Directions for this task: Are you able to quote each entry exactly as written?

Material:
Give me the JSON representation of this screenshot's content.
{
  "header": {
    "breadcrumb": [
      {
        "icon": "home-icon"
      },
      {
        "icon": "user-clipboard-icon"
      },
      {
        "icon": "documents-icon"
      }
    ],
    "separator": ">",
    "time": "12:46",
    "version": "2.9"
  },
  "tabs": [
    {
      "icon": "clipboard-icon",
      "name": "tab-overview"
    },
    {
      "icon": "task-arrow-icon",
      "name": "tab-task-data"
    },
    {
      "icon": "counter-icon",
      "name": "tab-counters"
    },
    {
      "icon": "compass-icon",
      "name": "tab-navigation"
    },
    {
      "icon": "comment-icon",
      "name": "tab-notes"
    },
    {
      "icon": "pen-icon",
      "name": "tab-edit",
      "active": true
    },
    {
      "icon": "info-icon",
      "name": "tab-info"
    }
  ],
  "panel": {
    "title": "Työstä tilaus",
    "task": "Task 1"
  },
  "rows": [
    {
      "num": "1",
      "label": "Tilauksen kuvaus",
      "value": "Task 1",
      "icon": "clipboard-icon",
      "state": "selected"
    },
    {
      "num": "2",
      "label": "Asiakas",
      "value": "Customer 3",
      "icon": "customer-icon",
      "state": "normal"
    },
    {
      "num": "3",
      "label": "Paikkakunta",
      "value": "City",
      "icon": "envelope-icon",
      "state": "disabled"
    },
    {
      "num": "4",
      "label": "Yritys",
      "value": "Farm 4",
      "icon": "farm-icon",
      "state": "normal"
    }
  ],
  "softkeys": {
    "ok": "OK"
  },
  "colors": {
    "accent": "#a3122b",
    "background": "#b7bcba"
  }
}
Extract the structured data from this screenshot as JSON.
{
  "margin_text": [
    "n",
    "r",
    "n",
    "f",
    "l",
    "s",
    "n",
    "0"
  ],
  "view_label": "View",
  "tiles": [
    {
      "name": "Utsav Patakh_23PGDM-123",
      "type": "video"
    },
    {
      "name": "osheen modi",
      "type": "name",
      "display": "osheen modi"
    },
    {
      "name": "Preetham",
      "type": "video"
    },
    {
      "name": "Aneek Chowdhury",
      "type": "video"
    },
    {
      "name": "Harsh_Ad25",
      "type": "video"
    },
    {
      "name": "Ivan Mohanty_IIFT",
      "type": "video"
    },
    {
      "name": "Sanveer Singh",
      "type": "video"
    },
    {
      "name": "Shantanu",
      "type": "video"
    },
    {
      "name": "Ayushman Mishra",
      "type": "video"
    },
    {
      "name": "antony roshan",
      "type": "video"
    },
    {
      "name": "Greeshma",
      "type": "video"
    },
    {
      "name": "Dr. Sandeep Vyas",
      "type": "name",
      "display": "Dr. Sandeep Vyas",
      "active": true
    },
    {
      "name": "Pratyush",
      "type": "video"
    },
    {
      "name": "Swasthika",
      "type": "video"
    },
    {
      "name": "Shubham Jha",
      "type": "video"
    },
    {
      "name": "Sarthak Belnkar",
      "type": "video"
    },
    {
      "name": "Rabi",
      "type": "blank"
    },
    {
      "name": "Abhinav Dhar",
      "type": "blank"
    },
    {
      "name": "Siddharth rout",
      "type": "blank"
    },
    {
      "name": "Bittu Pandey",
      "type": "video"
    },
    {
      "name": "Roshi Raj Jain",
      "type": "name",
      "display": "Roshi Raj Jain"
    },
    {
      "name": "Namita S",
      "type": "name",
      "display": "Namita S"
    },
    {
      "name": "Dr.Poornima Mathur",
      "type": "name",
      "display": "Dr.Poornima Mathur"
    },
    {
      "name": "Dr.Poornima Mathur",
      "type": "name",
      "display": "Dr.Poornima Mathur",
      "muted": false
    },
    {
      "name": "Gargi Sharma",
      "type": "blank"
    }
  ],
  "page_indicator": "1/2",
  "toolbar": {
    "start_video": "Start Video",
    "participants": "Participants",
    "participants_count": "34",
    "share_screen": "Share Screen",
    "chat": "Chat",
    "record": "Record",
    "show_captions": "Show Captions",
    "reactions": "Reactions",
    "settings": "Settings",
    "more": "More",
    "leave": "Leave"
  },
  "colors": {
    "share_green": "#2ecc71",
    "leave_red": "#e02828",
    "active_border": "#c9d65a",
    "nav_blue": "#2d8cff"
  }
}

Answer below:
Give me the JSON representation of this screenshot's content.
{
  "header": {
    "breadcrumb": [
      {
        "icon": "home-icon"
      },
      {
        "icon": "user-clipboard-icon"
      },
      {
        "icon": "documents-icon"
      }
    ],
    "separator": ">",
    "time": "12:46",
    "version": "2.9"
  },
  "tabs": [
    {
      "icon": "clipboard-icon",
      "name": "tab-overview"
    },
    {
      "icon": "task-arrow-icon",
      "name": "tab-task-data"
    },
    {
      "icon": "counter-icon",
      "name": "tab-counters"
    },
    {
      "icon": "compass-icon",
      "name": "tab-navigation"
    },
    {
      "icon": "comment-icon",
      "name": "tab-notes"
    },
    {
      "icon": "pen-icon",
      "name": "tab-edit",
      "active": true
    },
    {
      "icon": "info-icon",
      "name": "tab-info"
    }
  ],
  "panel": {
    "title": "Työstä tilaus",
    "task": "Task 1"
  },
  "rows": [
    {
      "num": "1",
      "label": "Tilauksen kuvaus",
      "value": "Task 1",
      "icon": "clipboard-icon",
      "state": "selected"
    },
    {
      "num": "2",
      "label": "Asiakas",
      "value": "Customer 3",
      "icon": "customer-icon",
      "state": "normal"
    },
    {
      "num": "3",
      "label": "Paikkakunta",
      "value": "City",
      "icon": "envelope-icon",
      "state": "disabled"
    },
    {
      "num": "4",
      "label": "Yritys",
      "value": "Farm 4",
      "icon": "farm-icon",
      "state": "normal"
    }
  ],
  "softkeys": {
    "ok": "OK"
  },
  "colors": {
    "accent": "#a3122b",
    "background": "#b7bcba"
  }
}
Extract the structured data from this screenshot as JSON.
{
  "margin_text": [
    "n",
    "r",
    "n",
    "f",
    "l",
    "s",
    "n",
    "0"
  ],
  "view_label": "View",
  "tiles": [
    {
      "name": "Utsav Patakh_23PGDM-123",
      "type": "video"
    },
    {
      "name": "osheen modi",
      "type": "name",
      "display": "osheen modi"
    },
    {
      "name": "Preetham",
      "type": "video"
    },
    {
      "name": "Aneek Chowdhury",
      "type": "video"
    },
    {
      "name": "Harsh_Ad25",
      "type": "video"
    },
    {
      "name": "Ivan Mohanty_IIFT",
      "type": "video"
    },
    {
      "name": "Sanveer Singh",
      "type": "video"
    },
    {
      "name": "Shantanu",
      "type": "video"
    },
    {
      "name": "Ayushman Mishra",
      "type": "video"
    },
    {
      "name": "antony roshan",
      "type": "video"
    },
    {
      "name": "Greeshma",
      "type": "video"
    },
    {
      "name": "Dr. Sandeep Vyas",
      "type": "name",
      "display": "Dr. Sandeep Vyas",
      "active": true
    },
    {
      "name": "Pratyush",
      "type": "video"
    },
    {
      "name": "Swasthika",
      "type": "video"
    },
    {
      "name": "Shubham Jha",
      "type": "video"
    },
    {
      "name": "Sarthak Belnkar",
      "type": "video"
    },
    {
      "name": "Rabi",
      "type": "blank"
    },
    {
      "name": "Abhinav Dhar",
      "type": "blank"
    },
    {
      "name": "Siddharth rout",
      "type": "blank"
    },
    {
      "name": "Bittu Pandey",
      "type": "video"
    },
    {
      "name": "Roshi Raj Jain",
      "type": "name",
      "display": "Roshi Raj Jain"
    },
    {
      "name": "Namita S",
      "type": "name",
      "display": "Namita S"
    },
    {
      "name": "Dr.Poornima Mathur",
      "type": "name",
      "display": "Dr.Poornima Mathur"
    },
    {
      "name": "Dr.Poornima Mathur",
      "type": "name",
      "display": "Dr.Poornima Mathur",
      "muted": false
    },
    {
      "name": "Gargi Sharma",
      "type": "blank"
    }
  ],
  "page_indicator": "1/2",
  "toolbar": {
    "start_video": "Start Video",
    "participants": "Participants",
    "participants_count": "34",
    "share_screen": "Share Screen",
    "chat": "Chat",
    "record": "Record",
    "show_captions": "Show Captions",
    "reactions": "Reactions",
    "settings": "Settings",
    "more": "More",
    "leave": "Leave"
  },
  "colors": {
    "share_green": "#2ecc71",
    "leave_red": "#e02828",
    "active_border": "#c9d65a",
    "nav_blue": "#2d8cff"
  }
}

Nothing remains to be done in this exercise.